**Direction**
Write out every entry precisely as given, leaving the pictures out.
**** Items ****
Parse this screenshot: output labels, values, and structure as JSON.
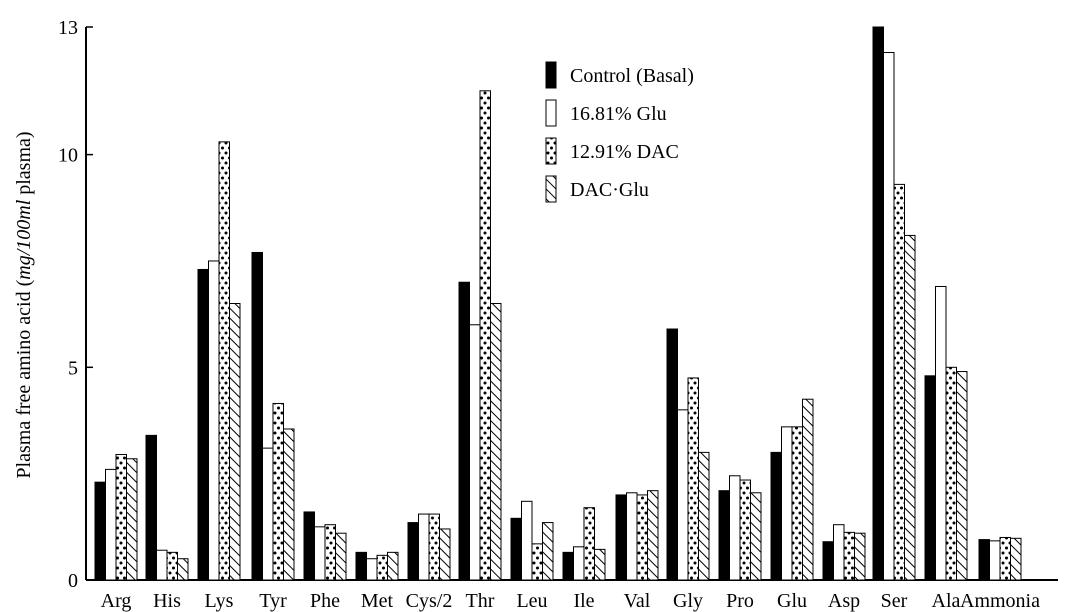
{
  "chart_data": {
    "type": "bar",
    "title": "",
    "xlabel": "",
    "ylabel_prefix": "Plasma free amino acid (",
    "ylabel_unit": "mg/100ml",
    "ylabel_suffix": " plasma)",
    "ylim": [
      0,
      13
    ],
    "yticks": [
      0,
      5,
      10,
      13
    ],
    "grid": false,
    "legend_placement": "top-center",
    "categories": [
      "Arg",
      "His",
      "Lys",
      "Tyr",
      "Phe",
      "Met",
      "Cys/2",
      "Thr",
      "Leu",
      "Ile",
      "Val",
      "Gly",
      "Pro",
      "Glu",
      "Asp",
      "Ser",
      "Ala",
      "Ammonia"
    ],
    "series": [
      {
        "name": "Control (Basal)",
        "pattern": "solid",
        "values": [
          2.3,
          3.4,
          7.3,
          7.7,
          1.6,
          0.65,
          1.35,
          7.0,
          1.45,
          0.65,
          2.0,
          5.9,
          2.1,
          3.0,
          0.9,
          13.0,
          4.8,
          0.95
        ]
      },
      {
        "name": "16.81% Glu",
        "pattern": "empty",
        "values": [
          2.6,
          0.7,
          7.5,
          3.1,
          1.25,
          0.5,
          1.55,
          6.0,
          1.85,
          0.78,
          2.05,
          4.0,
          2.45,
          3.6,
          1.3,
          12.4,
          6.9,
          0.92
        ]
      },
      {
        "name": "12.91% DAC",
        "pattern": "dots",
        "values": [
          2.95,
          0.65,
          10.3,
          4.15,
          1.3,
          0.58,
          1.55,
          11.5,
          0.85,
          1.7,
          2.0,
          4.75,
          2.35,
          3.6,
          1.12,
          9.3,
          5.0,
          1.0
        ]
      },
      {
        "name": "DAC·Glu",
        "pattern": "hatch",
        "values": [
          2.85,
          0.5,
          6.5,
          3.55,
          1.1,
          0.65,
          1.2,
          6.5,
          1.35,
          0.72,
          2.1,
          3.0,
          2.05,
          4.25,
          1.1,
          8.1,
          4.9,
          0.98
        ]
      }
    ]
  }
}
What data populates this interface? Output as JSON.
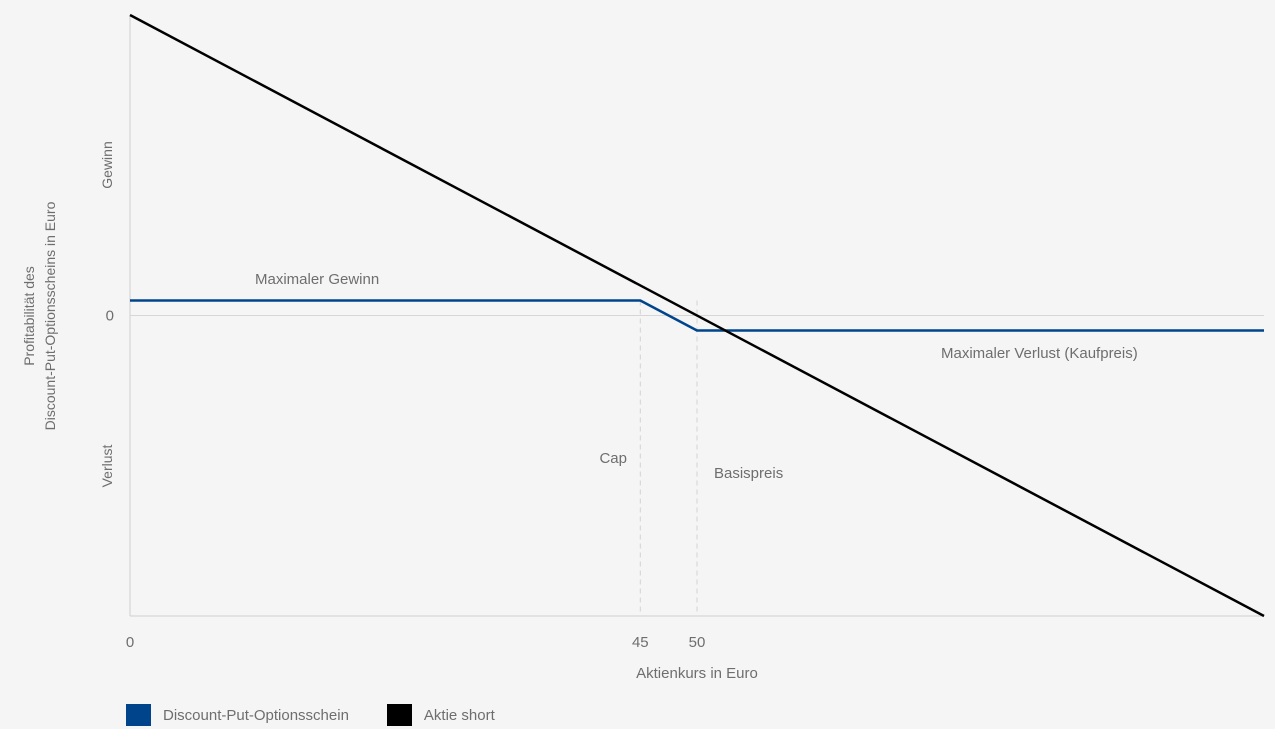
{
  "chart_data": {
    "type": "line",
    "title": "",
    "xlabel": "Aktienkurs in Euro",
    "ylabel_lines": [
      "Profitabilität des",
      "Discount-Put-Optionsscheins in Euro"
    ],
    "xlim": [
      0,
      100
    ],
    "ylim": [
      -10,
      10
    ],
    "x_ticks": [
      0,
      45,
      50
    ],
    "y_ticks": [
      0
    ],
    "y_region_labels": {
      "top": "Gewinn",
      "bottom": "Verlust"
    },
    "grid": false,
    "series": [
      {
        "name": "Discount-Put-Optionsschein",
        "color": "#00448c",
        "x": [
          0,
          45,
          50,
          100
        ],
        "y": [
          0.5,
          0.5,
          -0.5,
          -0.5
        ]
      },
      {
        "name": "Aktie short",
        "color": "#000000",
        "x": [
          0,
          100
        ],
        "y": [
          10,
          -10
        ]
      }
    ],
    "reference_lines": [
      {
        "x": 45,
        "label": "Cap"
      },
      {
        "x": 50,
        "label": "Basispreis"
      }
    ],
    "annotations": [
      {
        "text": "Maximaler Gewinn",
        "x": 11.2,
        "y": 1.2
      },
      {
        "text": "Maximaler Verlust (Kaufpreis)",
        "x": 71.5,
        "y": -1.2
      }
    ],
    "legend_position": "bottom-left"
  }
}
****
**Solution to this task**
Parse this screenshot: output labels, values, and structure as JSON.
{
  "chart_data": {
    "type": "bar",
    "title": "",
    "xlabel": "",
    "ylabel_prefix": "Plasma free amino acid (",
    "ylabel_unit": "mg/100ml",
    "ylabel_suffix": " plasma)",
    "ylim": [
      0,
      13
    ],
    "yticks": [
      0,
      5,
      10,
      13
    ],
    "grid": false,
    "legend_placement": "top-center",
    "categories": [
      "Arg",
      "His",
      "Lys",
      "Tyr",
      "Phe",
      "Met",
      "Cys/2",
      "Thr",
      "Leu",
      "Ile",
      "Val",
      "Gly",
      "Pro",
      "Glu",
      "Asp",
      "Ser",
      "Ala",
      "Ammonia"
    ],
    "series": [
      {
        "name": "Control (Basal)",
        "pattern": "solid",
        "values": [
          2.3,
          3.4,
          7.3,
          7.7,
          1.6,
          0.65,
          1.35,
          7.0,
          1.45,
          0.65,
          2.0,
          5.9,
          2.1,
          3.0,
          0.9,
          13.0,
          4.8,
          0.95
        ]
      },
      {
        "name": "16.81% Glu",
        "pattern": "empty",
        "values": [
          2.6,
          0.7,
          7.5,
          3.1,
          1.25,
          0.5,
          1.55,
          6.0,
          1.85,
          0.78,
          2.05,
          4.0,
          2.45,
          3.6,
          1.3,
          12.4,
          6.9,
          0.92
        ]
      },
      {
        "name": "12.91% DAC",
        "pattern": "dots",
        "values": [
          2.95,
          0.65,
          10.3,
          4.15,
          1.3,
          0.58,
          1.55,
          11.5,
          0.85,
          1.7,
          2.0,
          4.75,
          2.35,
          3.6,
          1.12,
          9.3,
          5.0,
          1.0
        ]
      },
      {
        "name": "DAC·Glu",
        "pattern": "hatch",
        "values": [
          2.85,
          0.5,
          6.5,
          3.55,
          1.1,
          0.65,
          1.2,
          6.5,
          1.35,
          0.72,
          2.1,
          3.0,
          2.05,
          4.25,
          1.1,
          8.1,
          4.9,
          0.98
        ]
      }
    ]
  }
}
What data populates this interface? Output as JSON.
{
  "chart_data": {
    "type": "line",
    "title": "",
    "xlabel": "Aktienkurs in Euro",
    "ylabel_lines": [
      "Profitabilität des",
      "Discount-Put-Optionsscheins in Euro"
    ],
    "xlim": [
      0,
      100
    ],
    "ylim": [
      -10,
      10
    ],
    "x_ticks": [
      0,
      45,
      50
    ],
    "y_ticks": [
      0
    ],
    "y_region_labels": {
      "top": "Gewinn",
      "bottom": "Verlust"
    },
    "grid": false,
    "series": [
      {
        "name": "Discount-Put-Optionsschein",
        "color": "#00448c",
        "x": [
          0,
          45,
          50,
          100
        ],
        "y": [
          0.5,
          0.5,
          -0.5,
          -0.5
        ]
      },
      {
        "name": "Aktie short",
        "color": "#000000",
        "x": [
          0,
          100
        ],
        "y": [
          10,
          -10
        ]
      }
    ],
    "reference_lines": [
      {
        "x": 45,
        "label": "Cap"
      },
      {
        "x": 50,
        "label": "Basispreis"
      }
    ],
    "annotations": [
      {
        "text": "Maximaler Gewinn",
        "x": 11.2,
        "y": 1.2
      },
      {
        "text": "Maximaler Verlust (Kaufpreis)",
        "x": 71.5,
        "y": -1.2
      }
    ],
    "legend_position": "bottom-left"
  }
}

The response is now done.